◆ **WORK TO BE COMPLETED**
Find the string "планом" in the entries and copy each line that has it.

◆ **PROVIDED DATA**
—————

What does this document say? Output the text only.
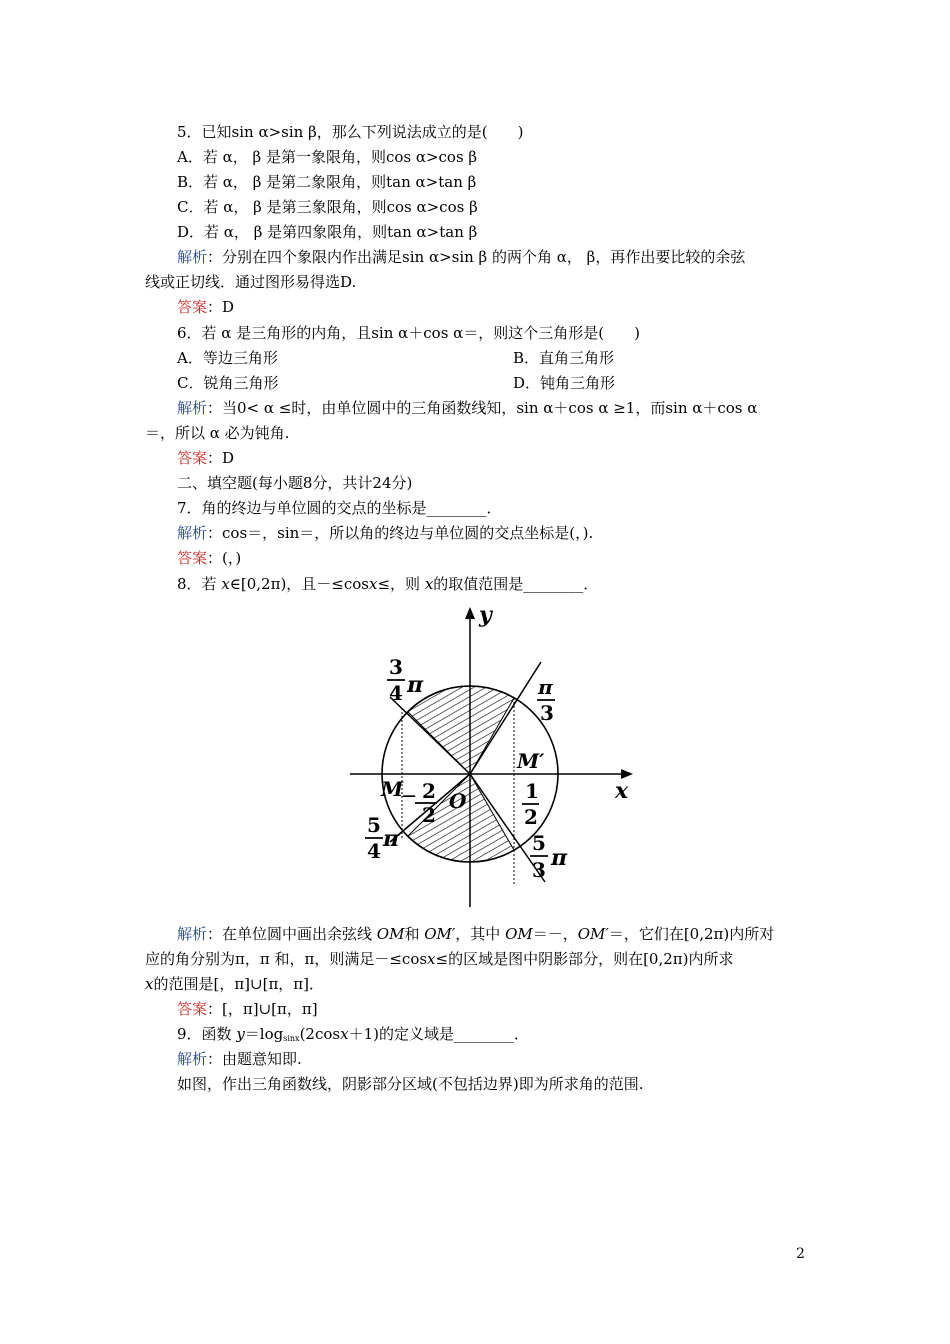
5．已知sin α>sin β，那么下列说法成立的是(　　)
A．若 α， β 是第一象限角，则cos α>cos β
B．若 α， β 是第二象限角，则tan α>tan β
C．若 α， β 是第三象限角，则cos α>cos β
D．若 α， β 是第四象限角，则tan α>tan β
解析：分别在四个象限内作出满足sin α>sin β 的两个角 α， β，再作出要比较的余弦
线或正切线．通过图形易得选D.
答案：D
6．若 α 是三角形的内角，且sin α＋cos α＝，则这个三角形是(　　)
A．等边三角形	B．直角三角形
C．锐角三角形	D．钝角三角形
解析：当0< α ≤时，由单位圆中的三角函数线知，sin α＋cos α ≥1，而sin α＋cos α
＝，所以 α 必为钝角.
答案：D
二、填空题(每小题8分，共计24分)
7．角的终边与单位圆的交点的坐标是________．
解析：cos＝，sin＝，所以角的终边与单位圆的交点坐标是(，).
答案：(，)
8．若 x∈[0,2π)，且－≤cosx≤，则 x的取值范围是________．
y
x
O
3
4 π	π
3
M′
M
— 2
2
1
2
5
4 π	5
3 π
解析：在单位圆中画出余弦线 OM和 OM′，其中 OM＝－，OM′＝，它们在[0,2π)内所对
应的角分别为π，π 和，π，则满足－≤cosx≤的区域是图中阴影部分，则在[0,2π)内所求
x的范围是[，π]∪[π，π]．
答案：[，π]∪[π，π]
9．函数 $y=\log_{sinx}(2\cos x+1)$的定义域是________．
解析：由题意知即.
如图，作出三角函数线，阴影部分区域(不包括边界)即为所求角的范围.
2
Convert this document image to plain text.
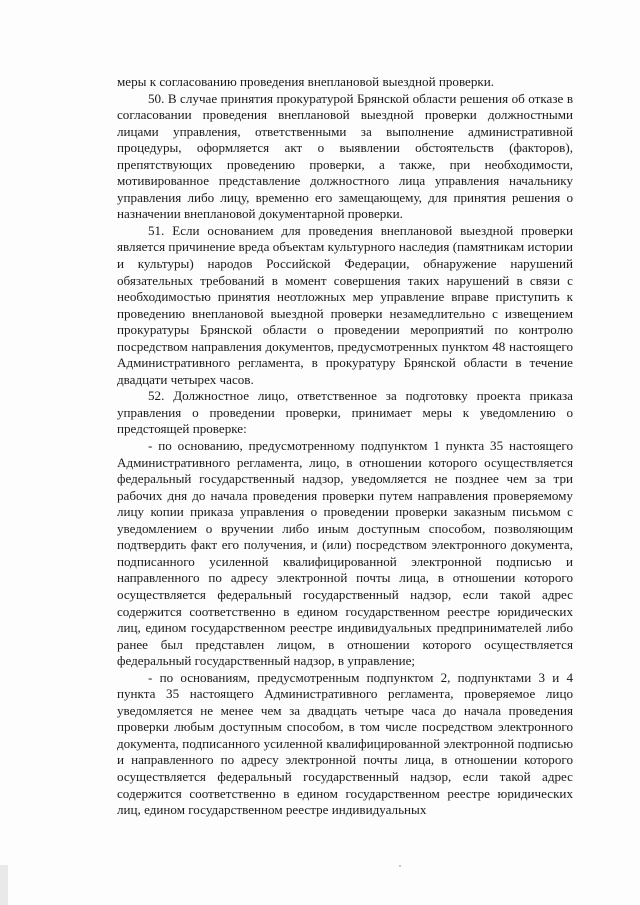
меры к согласованию проведения внеплановой выездной проверки.

50. В случае принятия прокуратурой Брянской области решения об отказе в согласовании проведения внеплановой выездной проверки должностными лицами управления, ответственными за выполнение административной процедуры, оформляется акт о выявлении обстоятельств (факторов), препятствующих проведению проверки, а также, при необходимости, мотивированное представление должностного лица управления начальнику управления либо лицу, временно его замещающему, для принятия решения о назначении внеплановой документарной проверки.

51. Если основанием для проведения внеплановой выездной проверки является причинение вреда объектам культурного наследия (памятникам истории и культуры) народов Российской Федерации, обнаружение нарушений обязательных требований в момент совершения таких нарушений в связи с необходимостью принятия неотложных мер управление вправе приступить к проведению внеплановой выездной проверки незамедлительно с извещением прокуратуры Брянской области о проведении мероприятий по контролю посредством направления документов, предусмотренных пунктом 48 настоящего Административного регламента, в прокуратуру Брянской области в течение двадцати четырех часов.

52. Должностное лицо, ответственное за подготовку проекта приказа управления о проведении проверки, принимает меры к уведомлению о предстоящей проверке:

- по основанию, предусмотренному подпунктом 1 пункта 35 настоящего Административного регламента, лицо, в отношении которого осуществляется федеральный государственный надзор, уведомляется не позднее чем за три рабочих дня до начала проведения проверки путем направления проверяемому лицу копии приказа управления о проведении проверки заказным письмом с уведомлением о вручении либо иным доступным способом, позволяющим подтвердить факт его получения, и (или) посредством электронного документа, подписанного усиленной квалифицированной электронной подписью и направленного по адресу электронной почты лица, в отношении которого осуществляется федеральный государственный надзор, если такой адрес содержится соответственно в едином государственном реестре юридических лиц, едином государственном реестре индивидуальных предпринимателей либо ранее был представлен лицом, в отношении которого осуществляется федеральный государственный надзор, в управление;

- по основаниям, предусмотренным подпунктом 2, подпунктами 3 и 4 пункта 35 настоящего Административного регламента, проверяемое лицо уведомляется не менее чем за двадцать четыре часа до начала проведения проверки любым доступным способом, в том числе посредством электронного документа, подписанного усиленной квалифицированной электронной подписью и направленного по адресу электронной почты лица, в отношении которого осуществляется федеральный государственный надзор, если такой адрес содержится соответственно в едином государственном реестре юридических лиц, едином государственном реестре индивидуальных
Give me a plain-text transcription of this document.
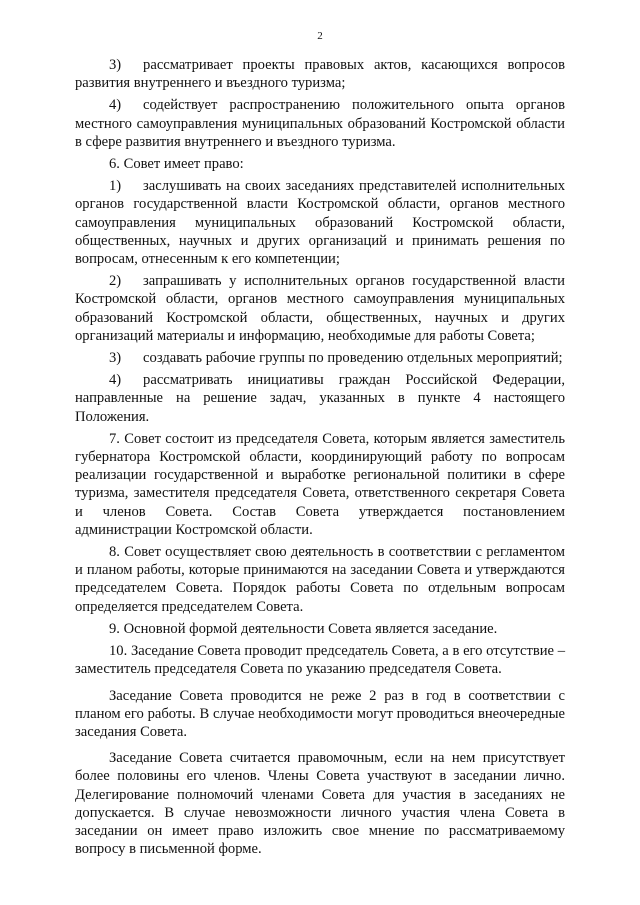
2

3)  рассматривает проекты правовых актов, касающихся вопросов развития внутреннего и въездного туризма;

4)  содействует распространению положительного опыта органов местного самоуправления муниципальных образований Костромской области в сфере развития внутреннего и въездного туризма.

6. Совет имеет право:

1)  заслушивать на своих заседаниях представителей исполнительных органов государственной власти Костромской области, органов местного самоуправления муниципальных образований Костромской области, общественных, научных и других организаций и принимать решения по вопросам, отнесенным к его компетенции;

2)  запрашивать у исполнительных органов государственной власти Костромской области, органов местного самоуправления муниципальных образований Костромской области, общественных, научных и других организаций материалы и информацию, необходимые для работы Совета;

3)  создавать рабочие группы по проведению отдельных мероприятий;

4)  рассматривать инициативы граждан Российской Федерации, направленные на решение задач, указанных в пункте 4 настоящего Положения.

7. Совет состоит из председателя Совета, которым является заместитель губернатора Костромской области, координирующий работу по вопросам реализации государственной и выработке региональной политики в сфере туризма, заместителя председателя Совета, ответственного секретаря Совета и членов Совета. Состав Совета утверждается постановлением администрации Костромской области.

8. Совет осуществляет свою деятельность в соответствии с регламентом и планом работы, которые принимаются на заседании Совета и утверждаются председателем Совета. Порядок работы Совета по отдельным вопросам определяется председателем Совета.

9. Основной формой деятельности Совета является заседание.

10. Заседание Совета проводит председатель Совета, а в его отсутствие – заместитель председателя Совета по указанию председателя Совета.

Заседание Совета проводится не реже 2 раз в год в соответствии с планом его работы. В случае необходимости могут проводиться внеочередные заседания Совета.

Заседание Совета считается правомочным, если на нем присутствует более половины его членов. Члены Совета участвуют в заседании лично. Делегирование полномочий членами Совета для участия в заседаниях не допускается. В случае невозможности личного участия члена Совета в заседании он имеет право изложить свое мнение по рассматриваемому вопросу в письменной форме.
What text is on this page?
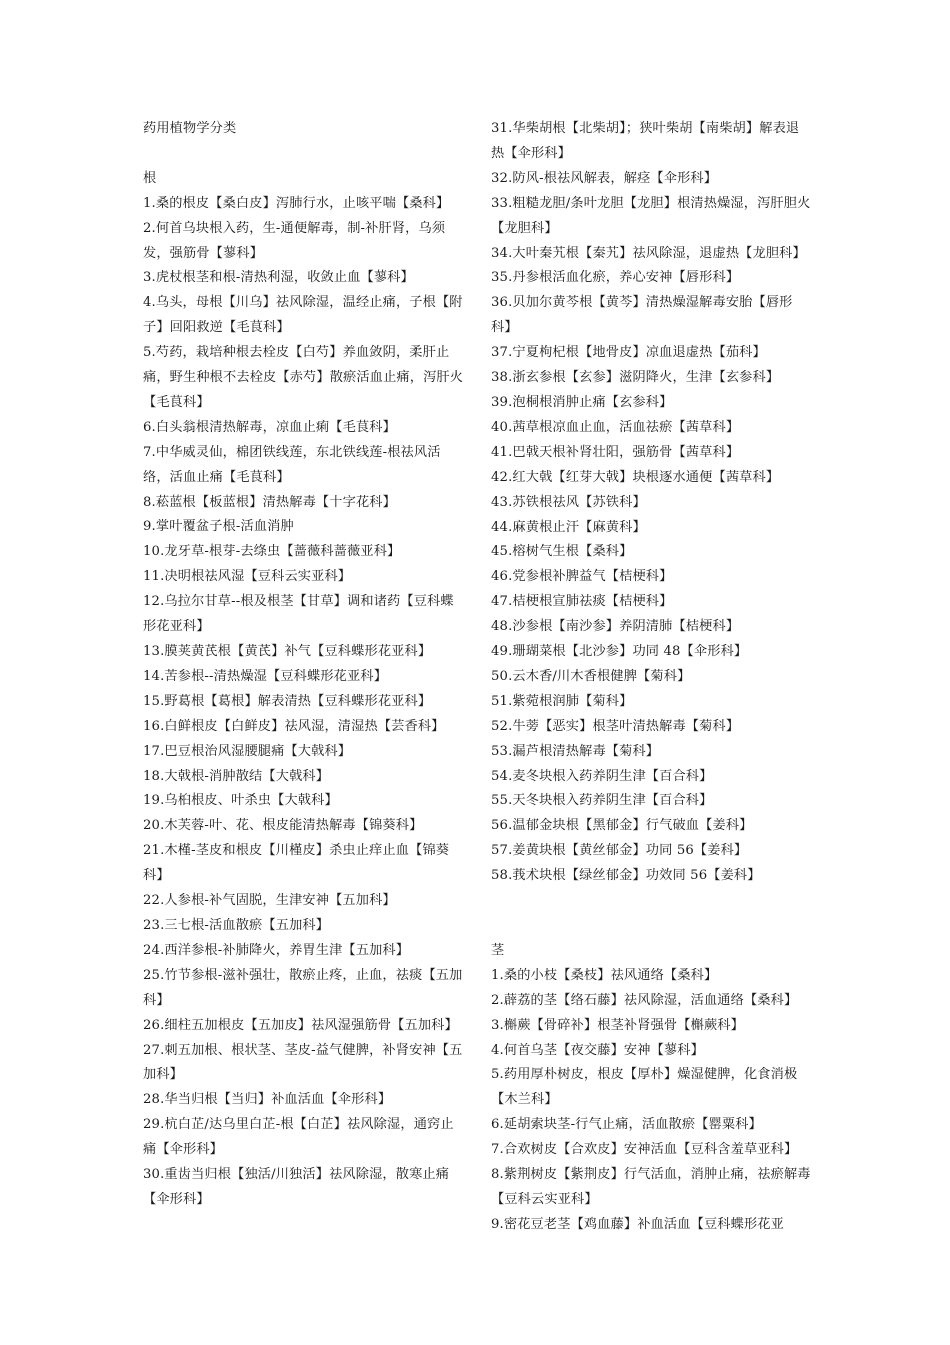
药用植物学分类

根

1.桑的根皮【桑白皮】泻肺行水，止咳平喘【桑科】
2.何首乌块根入药，生-通便解毒，制-补肝肾，乌须发，强筋骨【蓼科】
3.虎杖根茎和根-清热利湿，收敛止血【蓼科】
4.乌头，母根【川乌】祛风除湿，温经止痛，子根【附子】回阳救逆【毛茛科】
5.芍药，栽培种根去栓皮【白芍】养血敛阴，柔肝止痛，野生种根不去栓皮【赤芍】散瘀活血止痛，泻肝火【毛茛科】
6.白头翁根清热解毒，凉血止痢【毛茛科】
7.中华威灵仙，棉团铁线莲，东北铁线莲-根祛风活络，活血止痛【毛茛科】
8.菘蓝根【板蓝根】清热解毒【十字花科】
9.掌叶覆盆子根-活血消肿
10.龙牙草-根芽-去绦虫【蔷薇科蔷薇亚科】
11.决明根祛风湿【豆科云实亚科】
12.乌拉尔甘草--根及根茎【甘草】调和诸药【豆科蝶形花亚科】
13.膜荚黄芪根【黄芪】补气【豆科蝶形花亚科】
14.苦参根--清热燥湿【豆科蝶形花亚科】
15.野葛根【葛根】解表清热【豆科蝶形花亚科】
16.白鲜根皮【白鲜皮】祛风湿，清湿热【芸香科】
17.巴豆根治风湿腰腿痛【大戟科】
18.大戟根-消肿散结【大戟科】
19.乌桕根皮、叶杀虫【大戟科】
20.木芙蓉-叶、花、根皮能清热解毒【锦葵科】
21.木槿-茎皮和根皮【川槿皮】杀虫止痒止血【锦葵科】
22.人参根-补气固脱，生津安神【五加科】
23.三七根-活血散瘀【五加科】
24.西洋参根-补肺降火，养胃生津【五加科】
25.竹节参根-滋补强壮，散瘀止疼，止血，祛痰【五加科】
26.细柱五加根皮【五加皮】祛风湿强筋骨【五加科】
27.刺五加根、根状茎、茎皮-益气健脾，补肾安神【五加科】
28.华当归根【当归】补血活血【伞形科】
29.杭白芷/达乌里白芷-根【白芷】祛风除湿，通窍止痛【伞形科】
30.重齿当归根【独活/川独活】祛风除湿，散寒止痛【伞形科】
31.华柴胡根【北柴胡】；狭叶柴胡【南柴胡】解表退热【伞形科】
32.防风-根祛风解表，解痉【伞形科】
33.粗糙龙胆/条叶龙胆【龙胆】根清热燥湿，泻肝胆火【龙胆科】
34.大叶秦艽根【秦艽】祛风除湿，退虚热【龙胆科】
35.丹参根活血化瘀，养心安神【唇形科】
36.贝加尔黄芩根【黄芩】清热燥湿解毒安胎【唇形科】
37.宁夏枸杞根【地骨皮】凉血退虚热【茄科】
38.浙玄参根【玄参】滋阴降火，生津【玄参科】
39.泡桐根消肿止痛【玄参科】
40.茜草根凉血止血，活血祛瘀【茜草科】
41.巴戟天根补肾壮阳，强筋骨【茜草科】
42.红大戟【红芽大戟】块根逐水通便【茜草科】
43.苏铁根祛风【苏铁科】
44.麻黄根止汗【麻黄科】
45.榕树气生根【桑科】
46.党参根补脾益气【桔梗科】
47.桔梗根宣肺祛痰【桔梗科】
48.沙参根【南沙参】养阴清肺【桔梗科】
49.珊瑚菜根【北沙参】功同 48【伞形科】
50.云木香/川木香根健脾【菊科】
51.紫菀根润肺【菊科】
52.牛蒡【恶实】根茎叶清热解毒【菊科】
53.漏芦根清热解毒【菊科】
54.麦冬块根入药养阴生津【百合科】
55.天冬块根入药养阴生津【百合科】
56.温郁金块根【黑郁金】行气破血【姜科】
57.姜黄块根【黄丝郁金】功同 56【姜科】
58.莪术块根【绿丝郁金】功效同 56【姜科】

茎

1.桑的小枝【桑枝】祛风通络【桑科】
2.薜荔的茎【络石藤】祛风除湿，活血通络【桑科】
3.槲蕨【骨碎补】根茎补肾强骨【槲蕨科】
4.何首乌茎【夜交藤】安神【蓼科】
5.药用厚朴树皮，根皮【厚朴】燥湿健脾，化食消极【木兰科】
6.延胡索块茎-行气止痛，活血散瘀【罂粟科】
7.合欢树皮【合欢皮】安神活血【豆科含羞草亚科】
8.紫荆树皮【紫荆皮】行气活血，消肿止痛，祛瘀解毒【豆科云实亚科】
9.密花豆老茎【鸡血藤】补血活血【豆科蝶形花亚
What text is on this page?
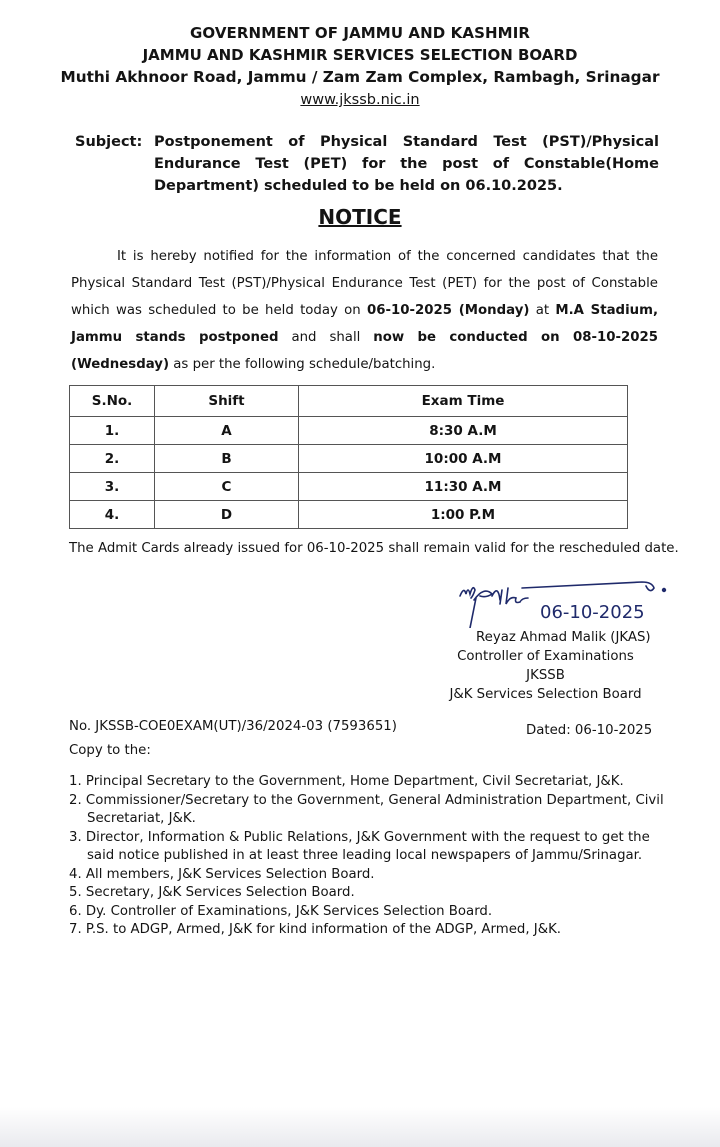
GOVERNMENT OF JAMMU AND KASHMIR
JAMMU AND KASHMIR SERVICES SELECTION BOARD
Muthi Akhnoor Road, Jammu / Zam Zam Complex, Rambagh, Srinagar
www.jkssb.nic.in
Subject: Postponement of Physical Standard Test (PST)/Physical Endurance Test (PET) for the post of Constable(Home Department) scheduled to be held on 06.10.2025.
NOTICE
It is hereby notified for the information of the concerned candidates that the Physical Standard Test (PST)/Physical Endurance Test (PET) for the post of Constable which was scheduled to be held today on 06-10-2025 (Monday) at M.A Stadium, Jammu stands postponed and shall now be conducted on 08-10-2025 (Wednesday) as per the following schedule/batching.
S.No.	Shift	Exam Time
1.	A	8:30 A.M
2.	B	10:00 A.M
3.	C	11:30 A.M
4.	D	1:00 P.M
The Admit Cards already issued for 06-10-2025 shall remain valid for the rescheduled date.
06-10-2025
Reyaz Ahmad Malik (JKAS)
Controller of Examinations JKSSB
J&K Services Selection Board
No. JKSSB-COE0EXAM(UT)/36/2024-03 (7593651)	Dated: 06-10-2025
Copy to the:
1. Principal Secretary to the Government, Home Department, Civil Secretariat, J&K.
2. Commissioner/Secretary to the Government, General Administration Department, Civil Secretariat, J&K.
3. Director, Information & Public Relations, J&K Government with the request to get the said notice published in at least three leading local newspapers of Jammu/Srinagar.
4. All members, J&K Services Selection Board.
5. Secretary, J&K Services Selection Board.
6. Dy. Controller of Examinations, J&K Services Selection Board.
7. P.S. to ADGP, Armed, J&K for kind information of the ADGP, Armed, J&K.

—————

◆ **PROBLEM SOLUTION**
8. Совет осуществляет свою деятельность в соответствии с регламентом и планом работы, которые принимаются на заседании Совета и утверждаются председателем Совета. Порядок работы Совета по отдельным вопросам определяется председателем Совета.
Заседание Совета проводится не реже 2 раз в год в соответствии с планом его работы. В случае необходимости могут проводиться внеочередные заседания Совета.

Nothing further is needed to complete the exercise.